Extract every line from the material below and copy each one without any change.

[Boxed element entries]
=-=-=

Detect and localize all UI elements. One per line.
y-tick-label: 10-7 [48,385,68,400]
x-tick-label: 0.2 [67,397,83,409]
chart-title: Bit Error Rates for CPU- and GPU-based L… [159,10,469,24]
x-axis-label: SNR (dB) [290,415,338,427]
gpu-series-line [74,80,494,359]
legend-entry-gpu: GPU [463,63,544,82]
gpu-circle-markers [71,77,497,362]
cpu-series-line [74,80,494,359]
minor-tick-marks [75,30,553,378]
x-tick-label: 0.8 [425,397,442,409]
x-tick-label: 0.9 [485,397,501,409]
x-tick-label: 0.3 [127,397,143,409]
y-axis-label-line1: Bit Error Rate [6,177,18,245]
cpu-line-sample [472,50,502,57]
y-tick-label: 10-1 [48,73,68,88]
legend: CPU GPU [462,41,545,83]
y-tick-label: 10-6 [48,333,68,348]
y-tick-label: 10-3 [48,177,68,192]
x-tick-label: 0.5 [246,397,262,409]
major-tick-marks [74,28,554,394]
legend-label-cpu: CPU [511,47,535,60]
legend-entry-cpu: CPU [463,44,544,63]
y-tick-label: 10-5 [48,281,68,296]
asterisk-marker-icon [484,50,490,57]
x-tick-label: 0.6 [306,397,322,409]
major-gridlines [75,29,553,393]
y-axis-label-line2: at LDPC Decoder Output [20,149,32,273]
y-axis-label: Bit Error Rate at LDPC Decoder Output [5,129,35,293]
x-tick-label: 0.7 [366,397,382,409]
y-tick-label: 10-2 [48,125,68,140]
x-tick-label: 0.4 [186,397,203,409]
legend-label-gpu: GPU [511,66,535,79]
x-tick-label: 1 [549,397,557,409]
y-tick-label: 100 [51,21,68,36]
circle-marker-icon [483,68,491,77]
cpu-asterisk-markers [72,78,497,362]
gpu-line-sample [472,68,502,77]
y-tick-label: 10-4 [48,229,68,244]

=-=-=

■ **Task solution**
Detect and localize all UI elements. One per line.
y-tick-label: 10-7 [48,385,68,400]
x-tick-label: 0.2 [67,397,83,409]
chart-title: Bit Error Rates for CPU- and GPU-based L… [159,10,469,24]
x-axis-label: SNR (dB) [290,415,338,427]
gpu-series-line [74,80,494,359]
legend-entry-gpu: GPU [463,63,544,82]
gpu-circle-markers [71,77,497,362]
cpu-series-line [74,80,494,359]
minor-tick-marks [75,30,553,378]
x-tick-label: 0.8 [425,397,442,409]
x-tick-label: 0.9 [485,397,501,409]
x-tick-label: 0.3 [127,397,143,409]
y-axis-label-line1: Bit Error Rate [6,177,18,245]
cpu-line-sample [472,50,502,57]
y-tick-label: 10-1 [48,73,68,88]
legend: CPU GPU [462,41,545,83]
y-tick-label: 10-6 [48,333,68,348]
y-tick-label: 10-3 [48,177,68,192]
x-tick-label: 0.5 [246,397,262,409]
major-tick-marks [74,28,554,394]
legend-label-cpu: CPU [511,47,535,60]
legend-entry-cpu: CPU [463,44,544,63]
y-tick-label: 10-5 [48,281,68,296]
asterisk-marker-icon [484,50,490,57]
x-tick-label: 0.6 [306,397,322,409]
major-gridlines [75,29,553,393]
y-axis-label-line2: at LDPC Decoder Output [20,149,32,273]
y-axis-label: Bit Error Rate at LDPC Decoder Output [5,129,35,293]
x-tick-label: 0.7 [366,397,382,409]
y-tick-label: 10-2 [48,125,68,140]
x-tick-label: 0.4 [186,397,203,409]
legend-label-gpu: GPU [511,66,535,79]
x-tick-label: 1 [549,397,557,409]
y-tick-label: 100 [51,21,68,36]
circle-marker-icon [483,68,491,77]
cpu-asterisk-markers [72,78,497,362]
gpu-line-sample [472,68,502,77]
y-tick-label: 10-4 [48,229,68,244]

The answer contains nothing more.